*What to do*
Each record that follows should be repeated exactly, with no pictures carried over.

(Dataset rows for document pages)
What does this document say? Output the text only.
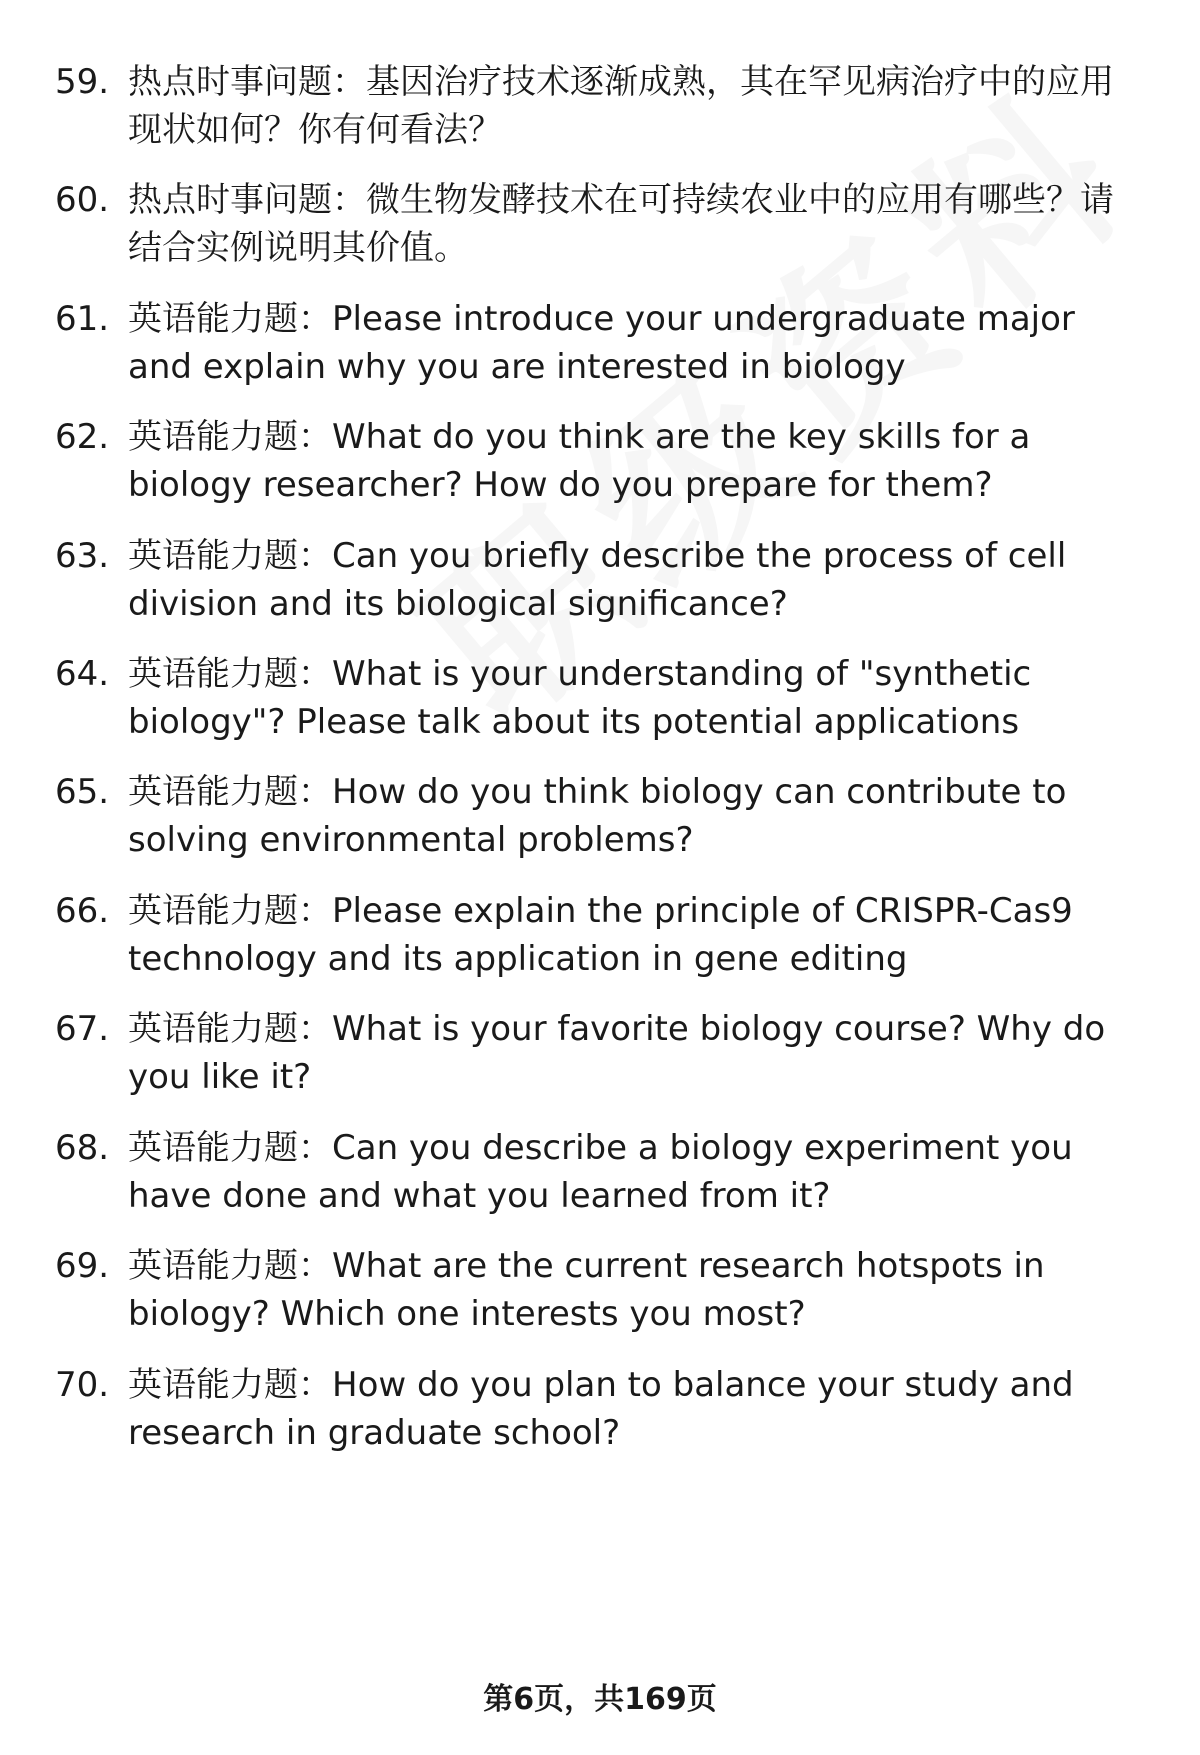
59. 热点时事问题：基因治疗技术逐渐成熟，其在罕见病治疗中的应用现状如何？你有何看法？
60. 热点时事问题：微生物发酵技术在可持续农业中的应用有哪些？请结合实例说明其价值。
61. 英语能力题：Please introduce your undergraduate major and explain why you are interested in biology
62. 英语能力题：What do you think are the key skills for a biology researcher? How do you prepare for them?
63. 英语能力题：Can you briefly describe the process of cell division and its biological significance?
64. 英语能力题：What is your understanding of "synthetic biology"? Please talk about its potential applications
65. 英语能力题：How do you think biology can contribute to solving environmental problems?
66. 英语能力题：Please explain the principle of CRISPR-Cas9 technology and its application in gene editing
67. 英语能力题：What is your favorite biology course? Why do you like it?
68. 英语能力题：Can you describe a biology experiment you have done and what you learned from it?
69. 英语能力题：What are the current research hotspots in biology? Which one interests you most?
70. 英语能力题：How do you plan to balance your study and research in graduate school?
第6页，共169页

*Expected output*
What does this document say? Output the text only.
59. 热点时事问题：基因治疗技术逐渐成熟，其在罕见病治疗中的应用现状如何？你有何看法？
60. 热点时事问题：微生物发酵技术在可持续农业中的应用有哪些？请结合实例说明其价值。
61. 英语能力题：Please introduce your undergraduate major and explain why you are interested in biology
62. 英语能力题：What do you think are the key skills for a biology researcher? How do you prepare for them?
63. 英语能力题：Can you briefly describe the process of cell division and its biological significance?
64. 英语能力题：What is your understanding of "synthetic biology"? Please talk about its potential applications
65. 英语能力题：How do you think biology can contribute to solving environmental problems?
66. 英语能力题：Please explain the principle of CRISPR-Cas9 technology and its application in gene editing
67. 英语能力题：What is your favorite biology course? Why do you like it?
68. 英语能力题：Can you describe a biology experiment you have done and what you learned from it?
69. 英语能力题：What are the current research hotspots in biology? Which one interests you most?
70. 英语能力题：How do you plan to balance your study and research in graduate school?
第6页，共169页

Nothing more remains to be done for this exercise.